Stated goal
Copy all the material below, exactly as it stands.

_ _ _ _ _

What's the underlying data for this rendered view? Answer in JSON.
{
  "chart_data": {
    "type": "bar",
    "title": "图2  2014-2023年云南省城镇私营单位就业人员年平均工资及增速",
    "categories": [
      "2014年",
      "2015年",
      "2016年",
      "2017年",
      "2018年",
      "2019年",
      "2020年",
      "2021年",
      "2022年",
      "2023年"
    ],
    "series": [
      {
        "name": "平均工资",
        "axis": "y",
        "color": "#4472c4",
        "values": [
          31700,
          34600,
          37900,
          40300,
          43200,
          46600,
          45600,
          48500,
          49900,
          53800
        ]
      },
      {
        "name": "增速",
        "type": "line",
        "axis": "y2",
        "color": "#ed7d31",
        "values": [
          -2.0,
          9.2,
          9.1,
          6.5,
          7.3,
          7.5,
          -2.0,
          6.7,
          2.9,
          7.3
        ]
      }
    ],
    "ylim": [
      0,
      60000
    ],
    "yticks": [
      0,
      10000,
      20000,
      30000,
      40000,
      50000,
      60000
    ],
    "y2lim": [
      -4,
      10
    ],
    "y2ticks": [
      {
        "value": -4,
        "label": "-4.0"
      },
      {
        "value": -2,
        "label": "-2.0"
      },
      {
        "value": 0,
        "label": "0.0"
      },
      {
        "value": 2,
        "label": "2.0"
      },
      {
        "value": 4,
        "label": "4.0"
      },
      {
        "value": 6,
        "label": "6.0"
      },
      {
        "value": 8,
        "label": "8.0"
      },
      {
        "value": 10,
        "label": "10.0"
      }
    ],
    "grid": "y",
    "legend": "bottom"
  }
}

_ _ _ _ _

Final result
What's the underlying data for this rendered view? Answer in JSON.
{
  "chart_data": {
    "type": "bar",
    "title": "图2  2014-2023年云南省城镇私营单位就业人员年平均工资及增速",
    "categories": [
      "2014年",
      "2015年",
      "2016年",
      "2017年",
      "2018年",
      "2019年",
      "2020年",
      "2021年",
      "2022年",
      "2023年"
    ],
    "series": [
      {
        "name": "平均工资",
        "axis": "y",
        "color": "#4472c4",
        "values": [
          31700,
          34600,
          37900,
          40300,
          43200,
          46600,
          45600,
          48500,
          49900,
          53800
        ]
      },
      {
        "name": "增速",
        "type": "line",
        "axis": "y2",
        "color": "#ed7d31",
        "values": [
          -2.0,
          9.2,
          9.1,
          6.5,
          7.3,
          7.5,
          -2.0,
          6.7,
          2.9,
          7.3
        ]
      }
    ],
    "ylim": [
      0,
      60000
    ],
    "yticks": [
      0,
      10000,
      20000,
      30000,
      40000,
      50000,
      60000
    ],
    "y2lim": [
      -4,
      10
    ],
    "y2ticks": [
      {
        "value": -4,
        "label": "-4.0"
      },
      {
        "value": -2,
        "label": "-2.0"
      },
      {
        "value": 0,
        "label": "0.0"
      },
      {
        "value": 2,
        "label": "2.0"
      },
      {
        "value": 4,
        "label": "4.0"
      },
      {
        "value": 6,
        "label": "6.0"
      },
      {
        "value": 8,
        "label": "8.0"
      },
      {
        "value": 10,
        "label": "10.0"
      }
    ],
    "grid": "y",
    "legend": "bottom"
  }
}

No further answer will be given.